Copy each line in which the string "image" occurs.

————————

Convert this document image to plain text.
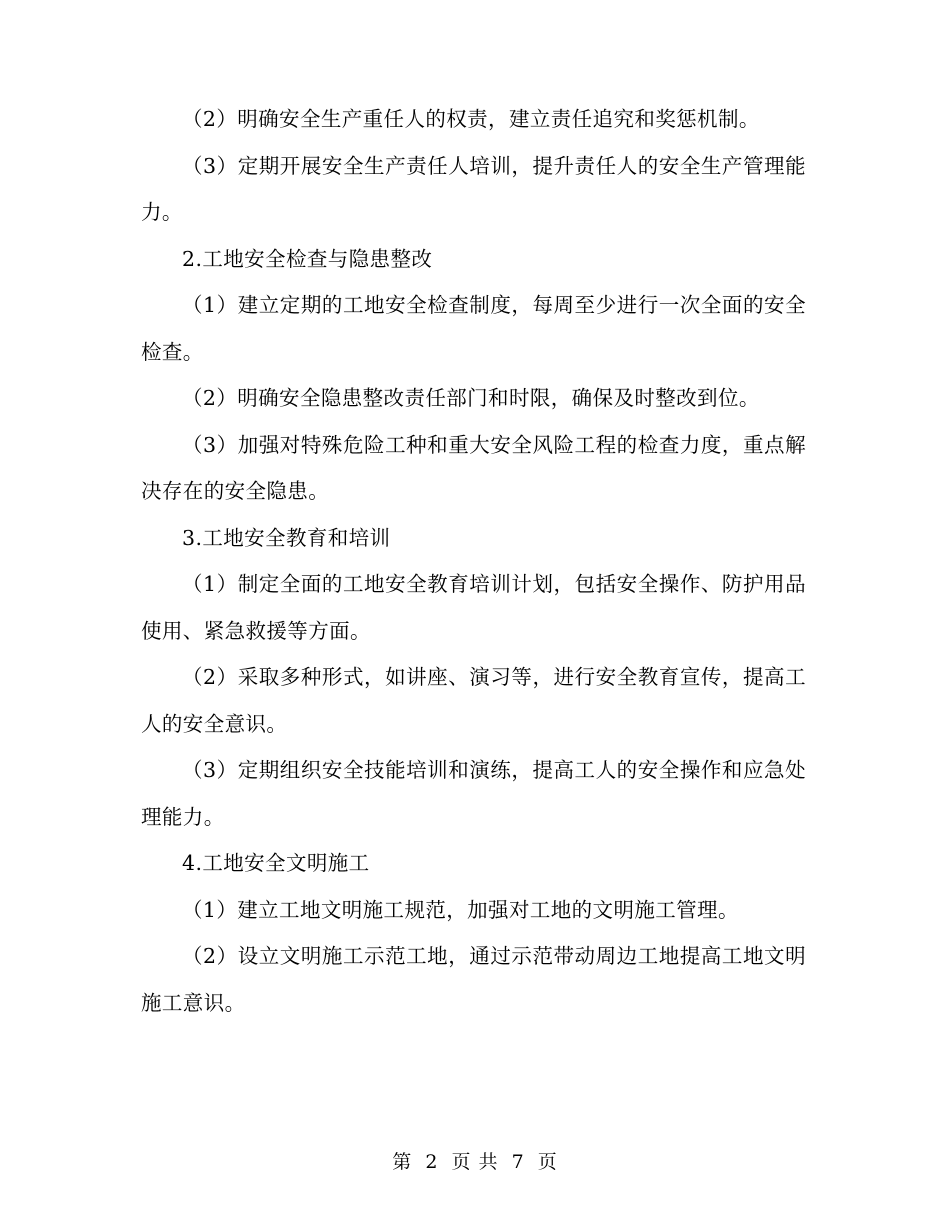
（2）明确安全生产重任人的权责，建立责任追究和奖惩机制。

（3）定期开展安全生产责任人培训，提升责任人的安全生产管理能力。

2.工地安全检查与隐患整改

（1）建立定期的工地安全检查制度，每周至少进行一次全面的安全检查。

（2）明确安全隐患整改责任部门和时限，确保及时整改到位。

（3）加强对特殊危险工种和重大安全风险工程的检查力度，重点解决存在的安全隐患。

3.工地安全教育和培训

（1）制定全面的工地安全教育培训计划，包括安全操作、防护用品使用、紧急救援等方面。

（2）采取多种形式，如讲座、演习等，进行安全教育宣传，提高工人的安全意识。

（3）定期组织安全技能培训和演练，提高工人的安全操作和应急处理能力。

4.工地安全文明施工

（1）建立工地文明施工规范，加强对工地的文明施工管理。

（2）设立文明施工示范工地，通过示范带动周边工地提高工地文明施工意识。

第 2 页 共 7 页
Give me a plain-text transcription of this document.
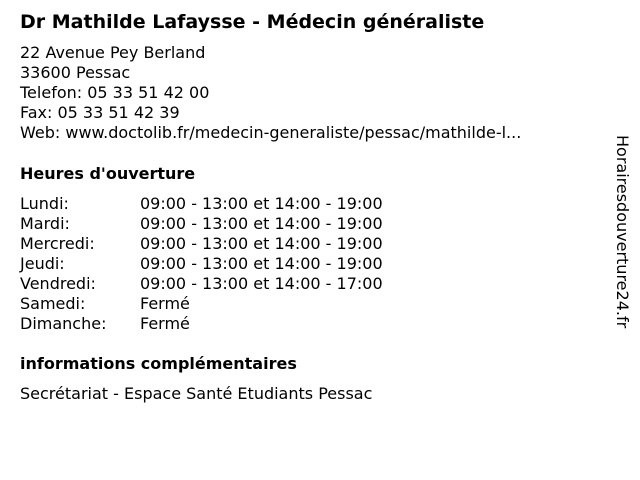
Dr Mathilde Lafaysse - Médecin généraliste
22 Avenue Pey Berland
33600 Pessac
Telefon: 05 33 51 42 00
Fax: 05 33 51 42 39
Web: www.doctolib.fr/medecin-generaliste/pessac/mathilde-l...
Heures d'ouverture
Lundi:	09:00 - 13:00 et 14:00 - 19:00
Mardi:	09:00 - 13:00 et 14:00 - 19:00
Mercredi:	09:00 - 13:00 et 14:00 - 19:00
Jeudi:	09:00 - 13:00 et 14:00 - 19:00
Vendredi:	09:00 - 13:00 et 14:00 - 17:00
Samedi:	Fermé
Dimanche: Fermé
informations complémentaires
Secrétariat - Espace Santé Etudiants Pessac
Horairesdouverture24.fr
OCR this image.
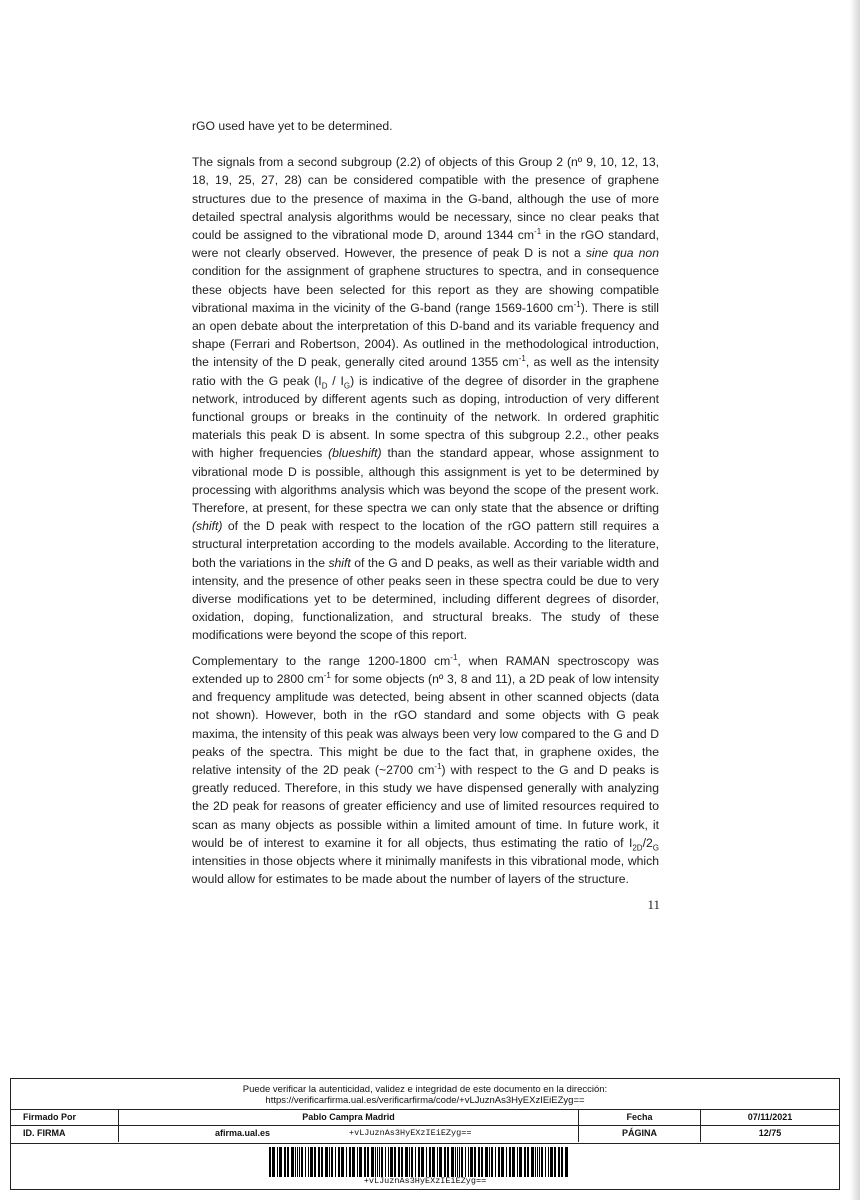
rGO used have yet to be determined.

The signals from a second subgroup (2.2) of objects of this Group 2 (nº 9, 10, 12, 13, 18, 19, 25, 27, 28) can be considered compatible with the presence of graphene structures due to the presence of maxima in the G-band, although the use of more detailed spectral analysis algorithms would be necessary, since no clear peaks that could be assigned to the vibrational mode D, around 1344 $cm^{-1}$ in the rGO standard, were not clearly observed. However, the presence of peak D is not a sine qua non condition for the assignment of graphene structures to spectra, and in consequence these objects have been selected for this report as they are showing compatible vibrational maxima in the vicinity of the G-band (range 1569-1600 $cm^{-1}$). There is still an open debate about the interpretation of this D-band and its variable frequency and shape (Ferrari and Robertson, 2004). As outlined in the methodological introduction, the intensity of the D peak, generally cited around 1355 $cm^{-1}$, as well as the intensity ratio with the G peak $(I_D / I_G)$ is indicative of the degree of disorder in the graphene network, introduced by different agents such as doping, introduction of very different functional groups or breaks in the continuity of the network. In ordered graphitic materials this peak D is absent. In some spectra of this subgroup 2.2., other peaks with higher frequencies (blueshift) than the standard appear, whose assignment to vibrational mode D is possible, although this assignment is yet to be determined by processing with algorithms analysis which was beyond the scope of the present work. Therefore, at present, for these spectra we can only state that the absence or drifting (shift) of the D peak with respect to the location of the rGO pattern still requires a structural interpretation according to the models available. According to the literature, both the variations in the shift of the G and D peaks, as well as their variable width and intensity, and the presence of other peaks seen in these spectra could be due to very diverse modifications yet to be determined, including different degrees of disorder, oxidation, doping, functionalization, and structural breaks. The study of these modifications were beyond the scope of this report.

Complementary to the range 1200-1800 $cm^{-1}$, when RAMAN spectroscopy was extended up to 2800 $cm^{-1}$ for some objects (nº 3, 8 and 11), a 2D peak of low intensity and frequency amplitude was detected, being absent in other scanned objects (data not shown). However, both in the rGO standard and some objects with G peak maxima, the intensity of this peak was always been very low compared to the G and D peaks of the spectra. This might be due to the fact that, in graphene oxides, the relative intensity of the 2D peak (~2700 $cm^{-1}$) with respect to the G and D peaks is greatly reduced. Therefore, in this study we have dispensed generally with analyzing the 2D peak for reasons of greater efficiency and use of limited resources required to scan as many objects as possible within a limited amount of time. In future work, it would be of interest to examine it for all objects, thus estimating the ratio of $I_{2D}/2_G$ intensities in those objects where it minimally manifests in this vibrational mode, which would allow for estimates to be made about the number of layers of the structure.

11
Puede verificar la autenticidad, validez e integridad de este documento en la dirección:
https://verificarfirma.ual.es/verificarfirma/code/+vLJuznAs3HyEXzIEiEZyg==
Firmado Por	Pablo Campra Madrid	Fecha	07/11/2021
ID. FIRMA	afirma.ual.es	+vLJuznAs3HyEXzIEiEZyg==	PÁGINA	12/75
+vLJuznAs3HyEXzIEiEZyg==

————————

Full output:
Convert this document image to plain text.
OCR this image.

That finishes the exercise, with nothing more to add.